WHAT IS ASKED: In the data below, locate each line with the word "Pulse" and list it.

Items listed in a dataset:
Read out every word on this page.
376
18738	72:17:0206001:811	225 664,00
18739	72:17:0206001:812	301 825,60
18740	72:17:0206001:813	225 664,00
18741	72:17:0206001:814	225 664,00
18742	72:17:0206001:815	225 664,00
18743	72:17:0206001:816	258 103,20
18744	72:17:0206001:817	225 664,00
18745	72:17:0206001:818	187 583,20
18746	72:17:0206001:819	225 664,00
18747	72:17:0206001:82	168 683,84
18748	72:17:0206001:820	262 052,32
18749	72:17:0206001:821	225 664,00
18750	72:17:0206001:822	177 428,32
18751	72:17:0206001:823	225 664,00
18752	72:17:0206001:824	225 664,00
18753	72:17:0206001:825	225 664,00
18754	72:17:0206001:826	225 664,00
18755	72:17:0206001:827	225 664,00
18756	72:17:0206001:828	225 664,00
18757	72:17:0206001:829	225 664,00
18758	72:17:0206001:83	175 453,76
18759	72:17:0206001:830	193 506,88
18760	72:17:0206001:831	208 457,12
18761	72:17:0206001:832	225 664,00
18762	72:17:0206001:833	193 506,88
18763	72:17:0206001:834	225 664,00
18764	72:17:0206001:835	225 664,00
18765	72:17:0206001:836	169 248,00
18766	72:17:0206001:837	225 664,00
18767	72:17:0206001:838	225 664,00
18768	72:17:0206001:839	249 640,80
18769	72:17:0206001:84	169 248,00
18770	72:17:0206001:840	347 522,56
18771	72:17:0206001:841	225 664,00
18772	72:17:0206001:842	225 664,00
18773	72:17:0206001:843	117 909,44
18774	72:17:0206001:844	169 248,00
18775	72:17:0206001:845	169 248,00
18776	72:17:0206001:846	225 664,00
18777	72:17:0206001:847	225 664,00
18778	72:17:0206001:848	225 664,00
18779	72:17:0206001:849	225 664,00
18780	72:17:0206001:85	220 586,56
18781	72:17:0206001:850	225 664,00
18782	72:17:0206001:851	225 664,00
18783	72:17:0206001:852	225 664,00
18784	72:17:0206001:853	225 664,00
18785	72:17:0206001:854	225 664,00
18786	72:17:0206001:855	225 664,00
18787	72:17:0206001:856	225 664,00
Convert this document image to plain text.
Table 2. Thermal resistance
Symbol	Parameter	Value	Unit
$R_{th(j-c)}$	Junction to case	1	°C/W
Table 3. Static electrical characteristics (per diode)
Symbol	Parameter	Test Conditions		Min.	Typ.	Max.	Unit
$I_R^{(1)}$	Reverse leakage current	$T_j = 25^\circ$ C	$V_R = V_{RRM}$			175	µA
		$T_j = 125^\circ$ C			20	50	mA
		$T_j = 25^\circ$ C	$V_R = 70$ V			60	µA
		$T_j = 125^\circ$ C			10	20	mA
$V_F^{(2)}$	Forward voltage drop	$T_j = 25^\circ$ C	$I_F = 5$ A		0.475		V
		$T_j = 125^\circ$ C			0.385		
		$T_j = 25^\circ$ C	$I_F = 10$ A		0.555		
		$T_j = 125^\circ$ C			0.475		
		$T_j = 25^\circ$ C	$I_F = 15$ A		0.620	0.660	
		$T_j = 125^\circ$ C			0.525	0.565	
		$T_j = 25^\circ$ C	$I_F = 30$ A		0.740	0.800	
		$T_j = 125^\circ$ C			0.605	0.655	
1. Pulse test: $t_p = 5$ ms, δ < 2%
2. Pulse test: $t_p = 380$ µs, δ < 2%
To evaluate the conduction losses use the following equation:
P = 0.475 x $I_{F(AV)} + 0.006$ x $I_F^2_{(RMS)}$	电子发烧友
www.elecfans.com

* * *

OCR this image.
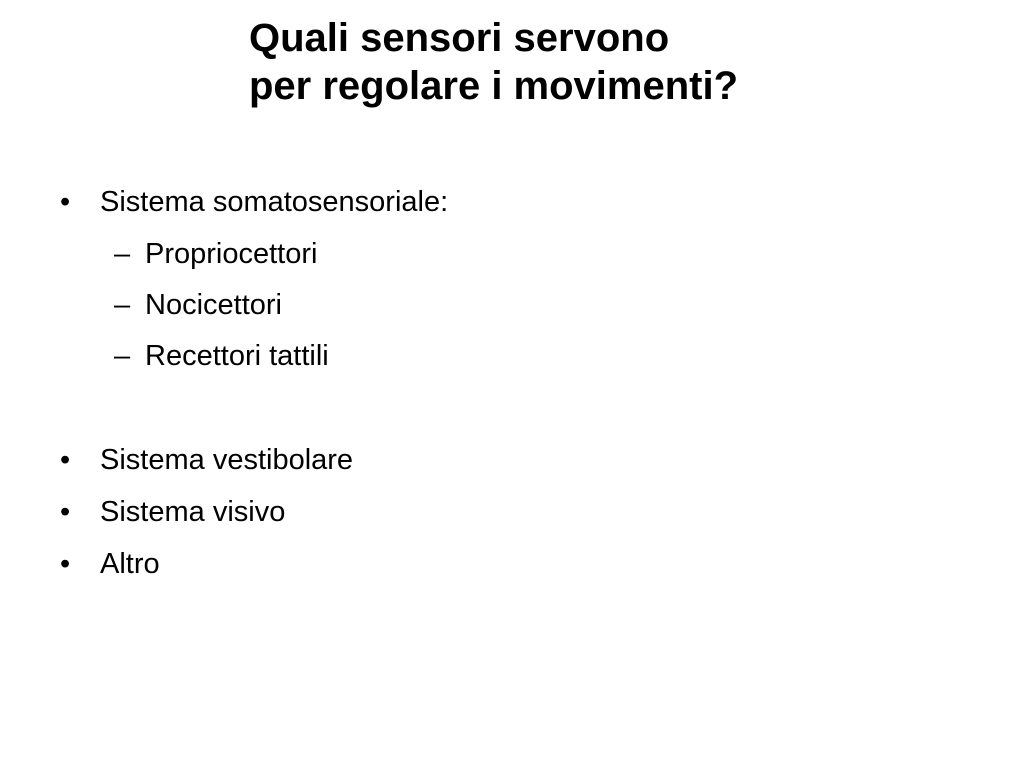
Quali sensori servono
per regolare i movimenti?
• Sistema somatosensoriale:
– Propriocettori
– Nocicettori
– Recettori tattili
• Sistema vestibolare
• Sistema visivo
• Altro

SOLUTION TO THE PROBLEM:
1. Pulse test: $t_p = 5$ ms, δ < 2%
2. Pulse test: $t_p = 380$ µs, δ < 2%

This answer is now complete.